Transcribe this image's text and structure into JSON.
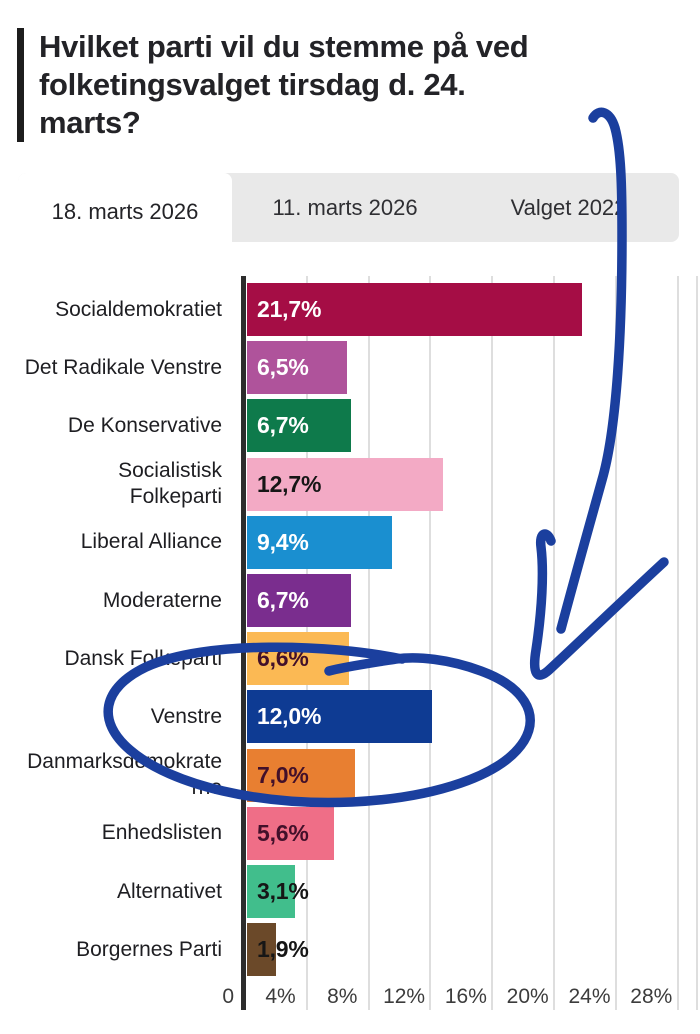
{
  "title": {
    "text": "Hvilket parti vil du stemme på ved folketingsvalget tirsdag d. 24. marts?",
    "lines": [
      "Hvilket parti vil du stemme på ved",
      "folketingsvalget tirsdag d. 24.",
      "marts?"
    ]
  },
  "tabs": [
    {
      "label": "18. marts 2026",
      "active": true
    },
    {
      "label": "11. marts 2026",
      "active": false
    },
    {
      "label": "Valget 2022",
      "active": false
    }
  ],
  "chart_data": {
    "type": "bar",
    "orientation": "horizontal",
    "title": "Hvilket parti vil du stemme på ved folketingsvalget tirsdag d. 24. marts?",
    "categories": [
      "Socialdemokratiet",
      "Det Radikale Venstre",
      "De Konservative",
      "Socialistisk Folkeparti",
      "Liberal Alliance",
      "Moderaterne",
      "Dansk Folkeparti",
      "Venstre",
      "Danmarksdemokraterne",
      "Enhedslisten",
      "Alternativet",
      "Borgernes Parti"
    ],
    "values": [
      21.7,
      6.5,
      6.7,
      12.7,
      9.4,
      6.7,
      6.6,
      12.0,
      7.0,
      5.6,
      3.1,
      1.9
    ],
    "value_labels": [
      "21,7%",
      "6,5%",
      "6,7%",
      "12,7%",
      "9,4%",
      "6,7%",
      "6,6%",
      "12,0%",
      "7,0%",
      "5,6%",
      "3,1%",
      "1,9%"
    ],
    "bar_colors": [
      "#A50D45",
      "#AF539B",
      "#0E7A4B",
      "#F3AAC5",
      "#1A8FD0",
      "#7A2D8E",
      "#FBB954",
      "#0E3B93",
      "#E87F31",
      "#EF6E87",
      "#41BE8C",
      "#6B4929"
    ],
    "value_label_colors": [
      "#FFFFFF",
      "#FFFFFF",
      "#FFFFFF",
      "#161616",
      "#FFFFFF",
      "#FFFFFF",
      "#42102A",
      "#FFFFFF",
      "#42102A",
      "#42102A",
      "#161616",
      "#161616"
    ],
    "x_tick_labels": [
      "0",
      "4%",
      "8%",
      "12%",
      "16%",
      "20%",
      "24%",
      "28%"
    ],
    "x_tick_values": [
      0,
      4,
      8,
      12,
      16,
      20,
      24,
      28
    ],
    "xlim": [
      0,
      29.2
    ],
    "grid": true,
    "legend": "none"
  },
  "annotation": {
    "color": "#1B3F9E",
    "shapes": [
      "hand-drawn arrow pointing down from top right",
      "hand-drawn circle around Venstre row"
    ]
  },
  "colors": {
    "axis": "#2D2D2D",
    "grid": "#DEDEDE",
    "tab_bg": "#E9E9E9",
    "active_tab_bg": "#FFFFFF",
    "accent_bar": "#1D1D1D"
  }
}
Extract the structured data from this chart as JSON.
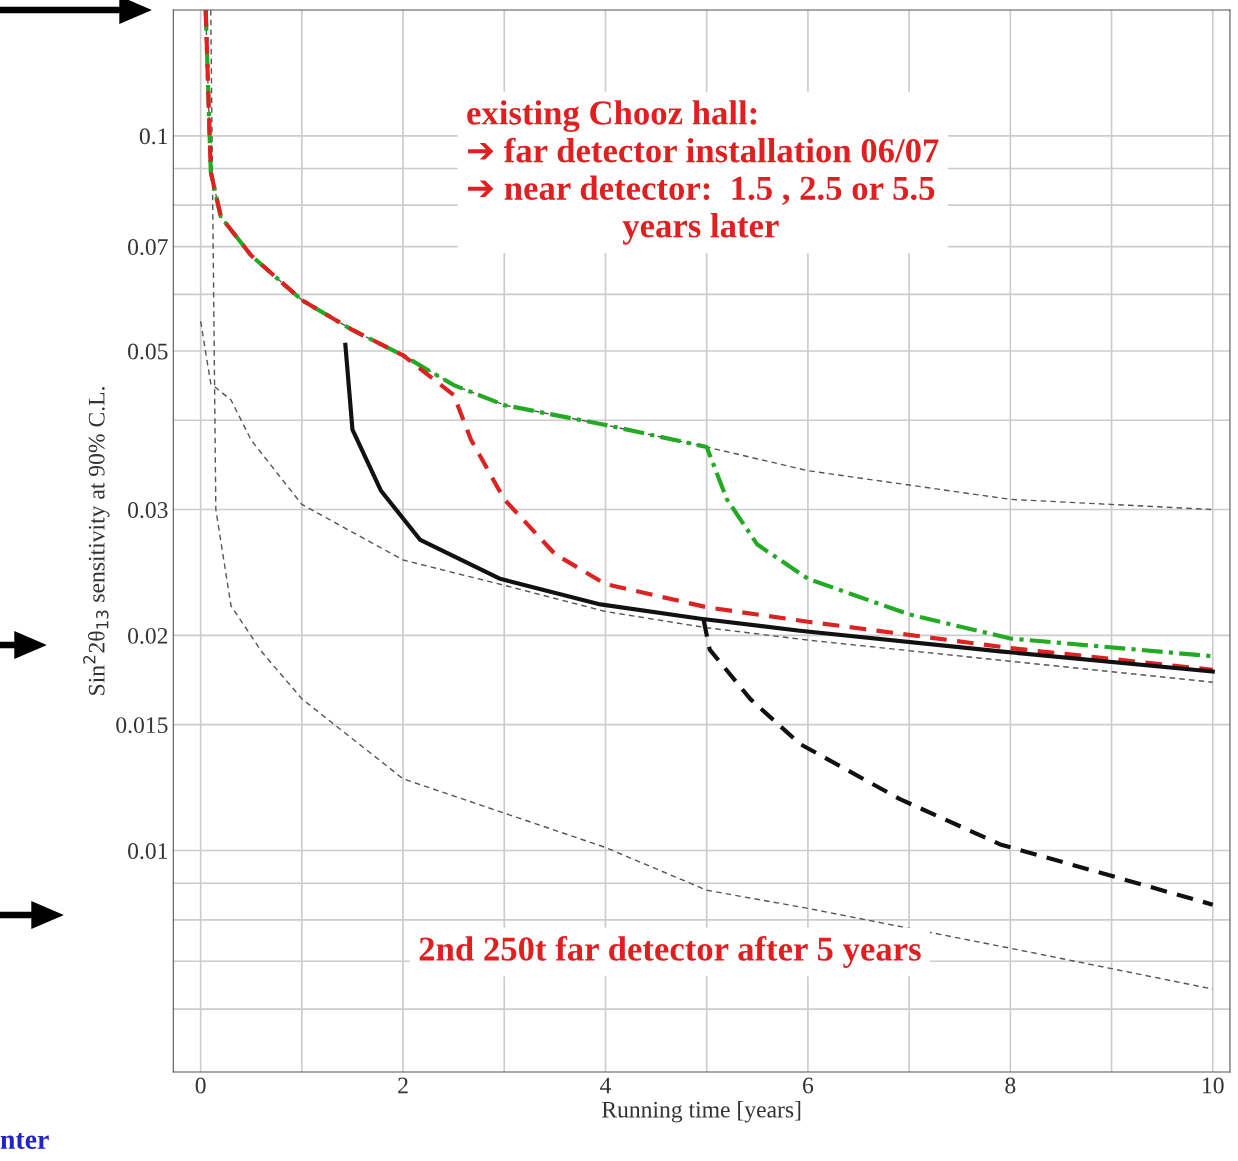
{
  "chart_data": {
    "type": "line",
    "xlabel": "Running time [years]",
    "ylabel": "Sin$^{2}$2θ$_{13}$ sensitivity at 90% C.L.",
    "log": "y",
    "grid": true,
    "legend": false,
    "marker": "none",
    "xlim": [
      -0.27,
      10.17
    ],
    "ylim": [
      0.0049,
      0.15
    ],
    "xticks": [
      0,
      {
        "value": 1,
        "label": null
      },
      2,
      {
        "value": 3,
        "label": null
      },
      4,
      {
        "value": 5,
        "label": null
      },
      6,
      {
        "value": 7,
        "label": null
      },
      8,
      {
        "value": 9,
        "label": null
      },
      10
    ],
    "yticks": [
      {
        "value": 0.006,
        "label": null
      },
      {
        "value": 0.007,
        "label": null
      },
      {
        "value": 0.008,
        "label": null
      },
      {
        "value": 0.009,
        "label": null
      },
      0.01,
      0.015,
      0.02,
      0.03,
      {
        "value": 0.04,
        "label": null
      },
      0.05,
      {
        "value": 0.06,
        "label": null
      },
      0.07,
      {
        "value": 0.08,
        "label": null
      },
      {
        "value": 0.09,
        "label": null
      },
      0.1
    ],
    "series": [
      {
        "color": "#555555",
        "line_style": "dotted",
        "x": [
          0.05,
          0.1,
          0.2,
          0.5,
          1,
          1.5,
          2,
          2.5,
          3,
          4,
          5,
          6,
          8,
          10
        ],
        "values": [
          0.15,
          0.089,
          0.077,
          0.068,
          0.0589,
          0.0535,
          0.0493,
          0.0448,
          0.042,
          0.0394,
          0.0367,
          0.034,
          0.031,
          0.03
        ]
      },
      {
        "color": "#555555",
        "line_style": "dotted",
        "x": [
          0.0,
          0.1,
          0.3,
          0.5,
          1,
          2,
          3,
          4,
          5,
          6,
          8,
          10
        ],
        "values": [
          0.055,
          0.045,
          0.0427,
          0.0375,
          0.0305,
          0.0255,
          0.0235,
          0.0216,
          0.0205,
          0.0197,
          0.0184,
          0.0172
        ]
      },
      {
        "color": "#555555",
        "line_style": "dotted",
        "x": [
          0.1,
          0.15,
          0.3,
          0.6,
          1,
          2,
          4,
          5,
          6,
          8,
          10
        ],
        "values": [
          0.15,
          0.03,
          0.022,
          0.019,
          0.0163,
          0.0126,
          0.0101,
          0.0088,
          0.0083,
          0.0073,
          0.0064
        ]
      },
      {
        "color": "#22aa22",
        "line_style": "dashdot",
        "x": [
          0.05,
          0.1,
          0.2,
          0.5,
          1,
          1.5,
          2,
          2.5,
          3,
          4,
          5,
          5.2,
          5.5,
          6,
          7,
          8,
          10
        ],
        "values": [
          0.15,
          0.089,
          0.077,
          0.068,
          0.0589,
          0.0535,
          0.0493,
          0.0448,
          0.042,
          0.0394,
          0.0367,
          0.031,
          0.0268,
          0.024,
          0.0214,
          0.0198,
          0.0187
        ]
      },
      {
        "color": "#dd2222",
        "line_style": "dashed",
        "x": [
          0.05,
          0.1,
          0.2,
          0.5,
          1,
          1.5,
          2,
          2.5,
          2.67,
          3,
          3.5,
          4,
          5,
          6,
          8,
          10
        ],
        "values": [
          0.15,
          0.089,
          0.077,
          0.068,
          0.0589,
          0.0535,
          0.0493,
          0.0434,
          0.0376,
          0.031,
          0.026,
          0.0236,
          0.0219,
          0.0209,
          0.0192,
          0.0179
        ]
      },
      {
        "color": "#111111",
        "line_style": "solid",
        "x": [
          1.43,
          1.5,
          1.78,
          2.17,
          2.96,
          3.95,
          4.94,
          5.92,
          7.9,
          10
        ],
        "values": [
          0.051,
          0.0388,
          0.0319,
          0.0272,
          0.024,
          0.0221,
          0.0211,
          0.0203,
          0.019,
          0.0178
        ]
      },
      {
        "color": "#111111",
        "line_style": "dashed",
        "x": [
          4.97,
          5.03,
          5.43,
          5.92,
          6.91,
          7.9,
          10
        ],
        "values": [
          0.021,
          0.0191,
          0.0163,
          0.0141,
          0.0118,
          0.0102,
          0.0084
        ]
      }
    ],
    "annotations": [
      "existing Chooz hall:\n➔ far detector installation 06/07\n➔ near detector:  1.5 , 2.5 or 5.5\n                  years later",
      "2nd 250t far detector after 5 years",
      "nter"
    ]
  }
}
========================================================================
Task details. Gather all lines with the string "JSON" from the data.

Task answer.
Transcribe this image's text and structure into JSON.
Extract the structured data from this chart as JSON.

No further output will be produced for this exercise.